▸ **RECORDED INFORMATION**:

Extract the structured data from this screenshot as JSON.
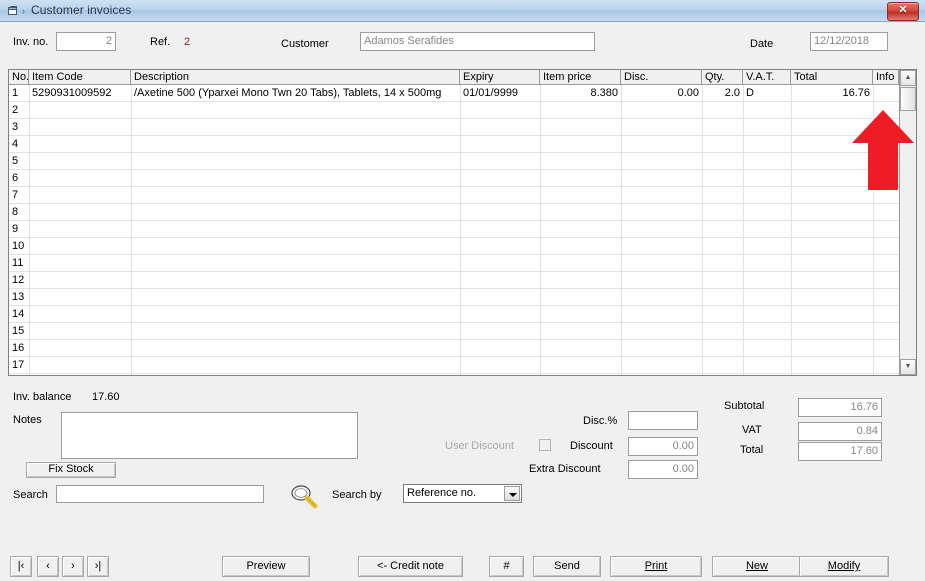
{
  "window": {
    "title": "Customer invoices",
    "icon": "window-restore-icon",
    "breadcrumb_arrow": "›",
    "close_label": "✕"
  },
  "header": {
    "inv_no_label": "Inv. no.",
    "inv_no_value": "2",
    "ref_label": "Ref.",
    "ref_value": "2",
    "ref_color": "#8b1a1a",
    "customer_label": "Customer",
    "customer_value": "Adamos Serafides",
    "date_label": "Date",
    "date_value": "12/12/2018"
  },
  "grid": {
    "columns": [
      {
        "key": "no",
        "label": "No.",
        "align": "left"
      },
      {
        "key": "item_code",
        "label": "Item Code",
        "align": "left"
      },
      {
        "key": "description",
        "label": "Description",
        "align": "left"
      },
      {
        "key": "expiry",
        "label": "Expiry",
        "align": "left"
      },
      {
        "key": "item_price",
        "label": "Item price",
        "align": "right"
      },
      {
        "key": "disc",
        "label": "Disc.",
        "align": "right"
      },
      {
        "key": "qty",
        "label": "Qty.",
        "align": "right"
      },
      {
        "key": "vat",
        "label": "V.A.T.",
        "align": "left"
      },
      {
        "key": "total",
        "label": "Total",
        "align": "right"
      },
      {
        "key": "info",
        "label": "Info",
        "align": "left"
      }
    ],
    "rows": [
      {
        "no": "1",
        "item_code": "5290931009592",
        "description": "/Axetine 500 (Yparxei Mono Twn 20 Tabs), Tablets, 14 x 500mg",
        "expiry": "01/01/9999",
        "item_price": "8.380",
        "disc": "0.00",
        "qty": "2.0",
        "vat": "D",
        "total": "16.76",
        "info": ""
      },
      {
        "no": "2",
        "item_code": "",
        "description": "",
        "expiry": "",
        "item_price": "",
        "disc": "",
        "qty": "",
        "vat": "",
        "total": "",
        "info": ""
      },
      {
        "no": "3",
        "item_code": "",
        "description": "",
        "expiry": "",
        "item_price": "",
        "disc": "",
        "qty": "",
        "vat": "",
        "total": "",
        "info": ""
      },
      {
        "no": "4",
        "item_code": "",
        "description": "",
        "expiry": "",
        "item_price": "",
        "disc": "",
        "qty": "",
        "vat": "",
        "total": "",
        "info": ""
      },
      {
        "no": "5",
        "item_code": "",
        "description": "",
        "expiry": "",
        "item_price": "",
        "disc": "",
        "qty": "",
        "vat": "",
        "total": "",
        "info": ""
      },
      {
        "no": "6",
        "item_code": "",
        "description": "",
        "expiry": "",
        "item_price": "",
        "disc": "",
        "qty": "",
        "vat": "",
        "total": "",
        "info": ""
      },
      {
        "no": "7",
        "item_code": "",
        "description": "",
        "expiry": "",
        "item_price": "",
        "disc": "",
        "qty": "",
        "vat": "",
        "total": "",
        "info": ""
      },
      {
        "no": "8",
        "item_code": "",
        "description": "",
        "expiry": "",
        "item_price": "",
        "disc": "",
        "qty": "",
        "vat": "",
        "total": "",
        "info": ""
      },
      {
        "no": "9",
        "item_code": "",
        "description": "",
        "expiry": "",
        "item_price": "",
        "disc": "",
        "qty": "",
        "vat": "",
        "total": "",
        "info": ""
      },
      {
        "no": "10",
        "item_code": "",
        "description": "",
        "expiry": "",
        "item_price": "",
        "disc": "",
        "qty": "",
        "vat": "",
        "total": "",
        "info": ""
      },
      {
        "no": "11",
        "item_code": "",
        "description": "",
        "expiry": "",
        "item_price": "",
        "disc": "",
        "qty": "",
        "vat": "",
        "total": "",
        "info": ""
      },
      {
        "no": "12",
        "item_code": "",
        "description": "",
        "expiry": "",
        "item_price": "",
        "disc": "",
        "qty": "",
        "vat": "",
        "total": "",
        "info": ""
      },
      {
        "no": "13",
        "item_code": "",
        "description": "",
        "expiry": "",
        "item_price": "",
        "disc": "",
        "qty": "",
        "vat": "",
        "total": "",
        "info": ""
      },
      {
        "no": "14",
        "item_code": "",
        "description": "",
        "expiry": "",
        "item_price": "",
        "disc": "",
        "qty": "",
        "vat": "",
        "total": "",
        "info": ""
      },
      {
        "no": "15",
        "item_code": "",
        "description": "",
        "expiry": "",
        "item_price": "",
        "disc": "",
        "qty": "",
        "vat": "",
        "total": "",
        "info": ""
      },
      {
        "no": "16",
        "item_code": "",
        "description": "",
        "expiry": "",
        "item_price": "",
        "disc": "",
        "qty": "",
        "vat": "",
        "total": "",
        "info": ""
      },
      {
        "no": "17",
        "item_code": "",
        "description": "",
        "expiry": "",
        "item_price": "",
        "disc": "",
        "qty": "",
        "vat": "",
        "total": "",
        "info": ""
      }
    ],
    "scrollbar": {
      "up_arrow": "▲",
      "down_arrow": "▼"
    }
  },
  "annotation": {
    "arrow": "red-up-arrow",
    "color": "#ee1c25"
  },
  "footer": {
    "inv_balance_label": "Inv. balance",
    "inv_balance_value": "17.60",
    "notes_label": "Notes",
    "notes_value": "",
    "fix_stock_label": "Fix Stock",
    "search_label": "Search",
    "search_value": "",
    "magnifier_icon": "magnifier-icon",
    "search_by_label": "Search by",
    "search_by_value": "Reference no.",
    "search_by_options": [
      "Reference no."
    ],
    "disc_pct_label": "Disc.%",
    "disc_pct_value": "",
    "user_discount_label": "User Discount",
    "user_discount_checked": false,
    "discount_label": "Discount",
    "discount_value": "0.00",
    "extra_discount_label": "Extra Discount",
    "extra_discount_value": "0.00",
    "subtotal_label": "Subtotal",
    "subtotal_value": "16.76",
    "vat_label": "VAT",
    "vat_value": "0.84",
    "total_label": "Total",
    "total_value": "17.60"
  },
  "buttons": {
    "nav_first": "|‹",
    "nav_prev": "‹",
    "nav_next": "›",
    "nav_last": "›|",
    "preview": "Preview",
    "credit_note": "<- Credit note",
    "hash": "#",
    "send": "Send",
    "print": "Print",
    "new": "New",
    "modify": "Modify"
  }
}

▸ **PROBLEM TO WORK ON**: Verbatim reproduction of every record is required; images are left out.

▸ **FULL ANSWER**:
Extract the structured data from this screenshot as JSON.
{
  "window": {
    "title": "Customer invoices",
    "icon": "window-restore-icon",
    "breadcrumb_arrow": "›",
    "close_label": "✕"
  },
  "header": {
    "inv_no_label": "Inv. no.",
    "inv_no_value": "2",
    "ref_label": "Ref.",
    "ref_value": "2",
    "ref_color": "#8b1a1a",
    "customer_label": "Customer",
    "customer_value": "Adamos Serafides",
    "date_label": "Date",
    "date_value": "12/12/2018"
  },
  "grid": {
    "columns": [
      {
        "key": "no",
        "label": "No.",
        "align": "left"
      },
      {
        "key": "item_code",
        "label": "Item Code",
        "align": "left"
      },
      {
        "key": "description",
        "label": "Description",
        "align": "left"
      },
      {
        "key": "expiry",
        "label": "Expiry",
        "align": "left"
      },
      {
        "key": "item_price",
        "label": "Item price",
        "align": "right"
      },
      {
        "key": "disc",
        "label": "Disc.",
        "align": "right"
      },
      {
        "key": "qty",
        "label": "Qty.",
        "align": "right"
      },
      {
        "key": "vat",
        "label": "V.A.T.",
        "align": "left"
      },
      {
        "key": "total",
        "label": "Total",
        "align": "right"
      },
      {
        "key": "info",
        "label": "Info",
        "align": "left"
      }
    ],
    "rows": [
      {
        "no": "1",
        "item_code": "5290931009592",
        "description": "/Axetine 500 (Yparxei Mono Twn 20 Tabs), Tablets, 14 x 500mg",
        "expiry": "01/01/9999",
        "item_price": "8.380",
        "disc": "0.00",
        "qty": "2.0",
        "vat": "D",
        "total": "16.76",
        "info": ""
      },
      {
        "no": "2",
        "item_code": "",
        "description": "",
        "expiry": "",
        "item_price": "",
        "disc": "",
        "qty": "",
        "vat": "",
        "total": "",
        "info": ""
      },
      {
        "no": "3",
        "item_code": "",
        "description": "",
        "expiry": "",
        "item_price": "",
        "disc": "",
        "qty": "",
        "vat": "",
        "total": "",
        "info": ""
      },
      {
        "no": "4",
        "item_code": "",
        "description": "",
        "expiry": "",
        "item_price": "",
        "disc": "",
        "qty": "",
        "vat": "",
        "total": "",
        "info": ""
      },
      {
        "no": "5",
        "item_code": "",
        "description": "",
        "expiry": "",
        "item_price": "",
        "disc": "",
        "qty": "",
        "vat": "",
        "total": "",
        "info": ""
      },
      {
        "no": "6",
        "item_code": "",
        "description": "",
        "expiry": "",
        "item_price": "",
        "disc": "",
        "qty": "",
        "vat": "",
        "total": "",
        "info": ""
      },
      {
        "no": "7",
        "item_code": "",
        "description": "",
        "expiry": "",
        "item_price": "",
        "disc": "",
        "qty": "",
        "vat": "",
        "total": "",
        "info": ""
      },
      {
        "no": "8",
        "item_code": "",
        "description": "",
        "expiry": "",
        "item_price": "",
        "disc": "",
        "qty": "",
        "vat": "",
        "total": "",
        "info": ""
      },
      {
        "no": "9",
        "item_code": "",
        "description": "",
        "expiry": "",
        "item_price": "",
        "disc": "",
        "qty": "",
        "vat": "",
        "total": "",
        "info": ""
      },
      {
        "no": "10",
        "item_code": "",
        "description": "",
        "expiry": "",
        "item_price": "",
        "disc": "",
        "qty": "",
        "vat": "",
        "total": "",
        "info": ""
      },
      {
        "no": "11",
        "item_code": "",
        "description": "",
        "expiry": "",
        "item_price": "",
        "disc": "",
        "qty": "",
        "vat": "",
        "total": "",
        "info": ""
      },
      {
        "no": "12",
        "item_code": "",
        "description": "",
        "expiry": "",
        "item_price": "",
        "disc": "",
        "qty": "",
        "vat": "",
        "total": "",
        "info": ""
      },
      {
        "no": "13",
        "item_code": "",
        "description": "",
        "expiry": "",
        "item_price": "",
        "disc": "",
        "qty": "",
        "vat": "",
        "total": "",
        "info": ""
      },
      {
        "no": "14",
        "item_code": "",
        "description": "",
        "expiry": "",
        "item_price": "",
        "disc": "",
        "qty": "",
        "vat": "",
        "total": "",
        "info": ""
      },
      {
        "no": "15",
        "item_code": "",
        "description": "",
        "expiry": "",
        "item_price": "",
        "disc": "",
        "qty": "",
        "vat": "",
        "total": "",
        "info": ""
      },
      {
        "no": "16",
        "item_code": "",
        "description": "",
        "expiry": "",
        "item_price": "",
        "disc": "",
        "qty": "",
        "vat": "",
        "total": "",
        "info": ""
      },
      {
        "no": "17",
        "item_code": "",
        "description": "",
        "expiry": "",
        "item_price": "",
        "disc": "",
        "qty": "",
        "vat": "",
        "total": "",
        "info": ""
      }
    ],
    "scrollbar": {
      "up_arrow": "▲",
      "down_arrow": "▼"
    }
  },
  "annotation": {
    "arrow": "red-up-arrow",
    "color": "#ee1c25"
  },
  "footer": {
    "inv_balance_label": "Inv. balance",
    "inv_balance_value": "17.60",
    "notes_label": "Notes",
    "notes_value": "",
    "fix_stock_label": "Fix Stock",
    "search_label": "Search",
    "search_value": "",
    "magnifier_icon": "magnifier-icon",
    "search_by_label": "Search by",
    "search_by_value": "Reference no.",
    "search_by_options": [
      "Reference no."
    ],
    "disc_pct_label": "Disc.%",
    "disc_pct_value": "",
    "user_discount_label": "User Discount",
    "user_discount_checked": false,
    "discount_label": "Discount",
    "discount_value": "0.00",
    "extra_discount_label": "Extra Discount",
    "extra_discount_value": "0.00",
    "subtotal_label": "Subtotal",
    "subtotal_value": "16.76",
    "vat_label": "VAT",
    "vat_value": "0.84",
    "total_label": "Total",
    "total_value": "17.60"
  },
  "buttons": {
    "nav_first": "|‹",
    "nav_prev": "‹",
    "nav_next": "›",
    "nav_last": "›|",
    "preview": "Preview",
    "credit_note": "<- Credit note",
    "hash": "#",
    "send": "Send",
    "print": "Print",
    "new": "New",
    "modify": "Modify"
  }
}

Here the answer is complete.